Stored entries

★ ★ ★ ★ ★ ★ ★

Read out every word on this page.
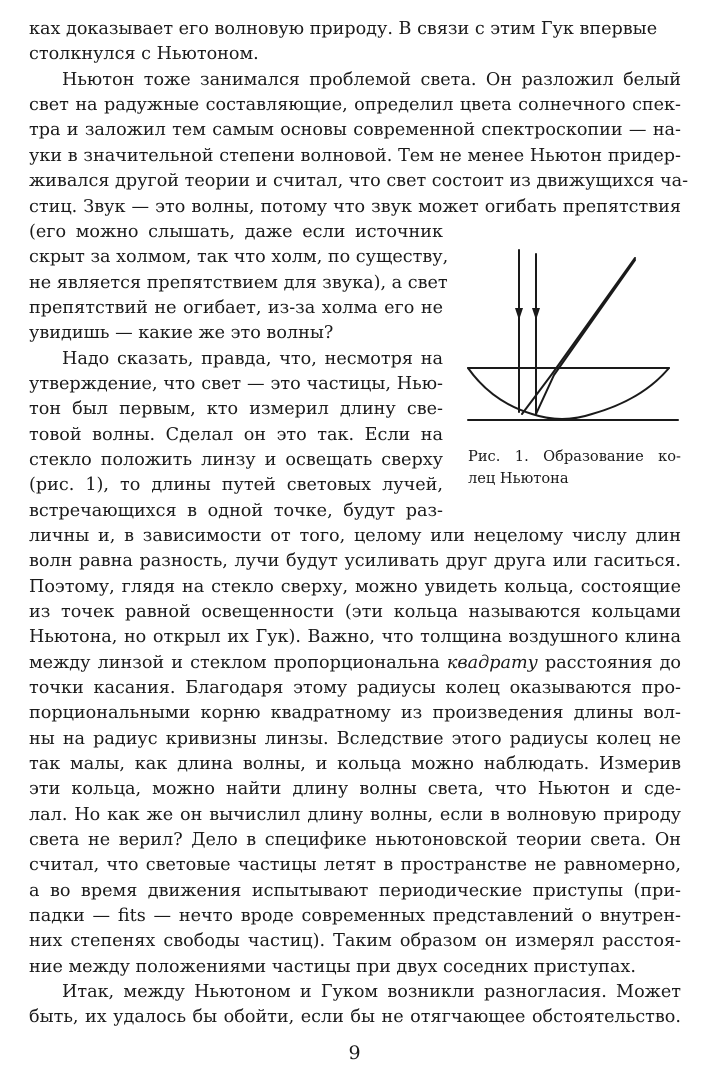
ках доказывает его волновую природу. В связи с этим Гук впервые
столкнулся с Ньютоном.
Ньютон тоже занимался проблемой света. Он разложил белый
свет на радужные составляющие, определил цвета солнечного спек-
тра и заложил тем самым основы современной спектроскопии — на-
уки в значительной степени волновой. Тем не менее Ньютон придер-
живался другой теории и считал, что свет состоит из движущихся ча-
стиц. Звук — это волны, потому что звук может огибать препятствия
(его можно слышать, даже если источник
скрыт за холмом, так что холм, по существу,
не является препятствием для звука), а свет
препятствий не огибает, из-за холма его не
увидишь — какие же это волны?
Надо сказать, правда, что, несмотря на
утверждение, что свет — это частицы, Нью-
тон был первым, кто измерил длину све-
товой волны. Сделал он это так. Если на
стекло положить линзу и освещать сверху
(рис. 1), то длины путей световых лучей,
встречающихся в одной точке, будут раз-
личны и, в зависимости от того, целому или нецелому числу длин
волн равна разность, лучи будут усиливать друг друга или гаситься.
Поэтому, глядя на стекло сверху, можно увидеть кольца, состоящие
из точек равной освещенности (эти кольца называются кольцами
Ньютона, но открыл их Гук). Важно, что толщина воздушного клина
между линзой и стеклом пропорциональна квадрату расстояния до
точки касания. Благодаря этому радиусы колец оказываются про-
порциональными корню квадратному из произведения длины вол-
ны на радиус кривизны линзы. Вследствие этого радиусы колец не
так малы, как длина волны, и кольца можно наблюдать. Измерив
эти кольца, можно найти длину волны света, что Ньютон и сде-
лал. Но как же он вычислил длину волны, если в волновую природу
света не верил? Дело в специфике ньютоновской теории света. Он
считал, что световые частицы летят в пространстве не равномерно,
а во время движения испытывают периодические приступы (при-
падки — fits — нечто вроде современных представлений о внутрен-
них степенях свободы частиц). Таким образом он измерял расстоя-
ние между положениями частицы при двух соседних приступах.
Итак, между Ньютоном и Гуком возникли разногласия. Может
быть, их удалось бы обойти, если бы не отягчающее обстоятельство.
Рис. 1. Образование ко-
лец Ньютона
9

★ ★ ★ ★ ★ ★ ★

◆ GIVEN EXERCISE
Copy every line above in which the string "длины" shows up.

◆ THE RESULT
(рис. 1), то длины путей световых лучей,
порциональными корню квадратному из произведения длины вол-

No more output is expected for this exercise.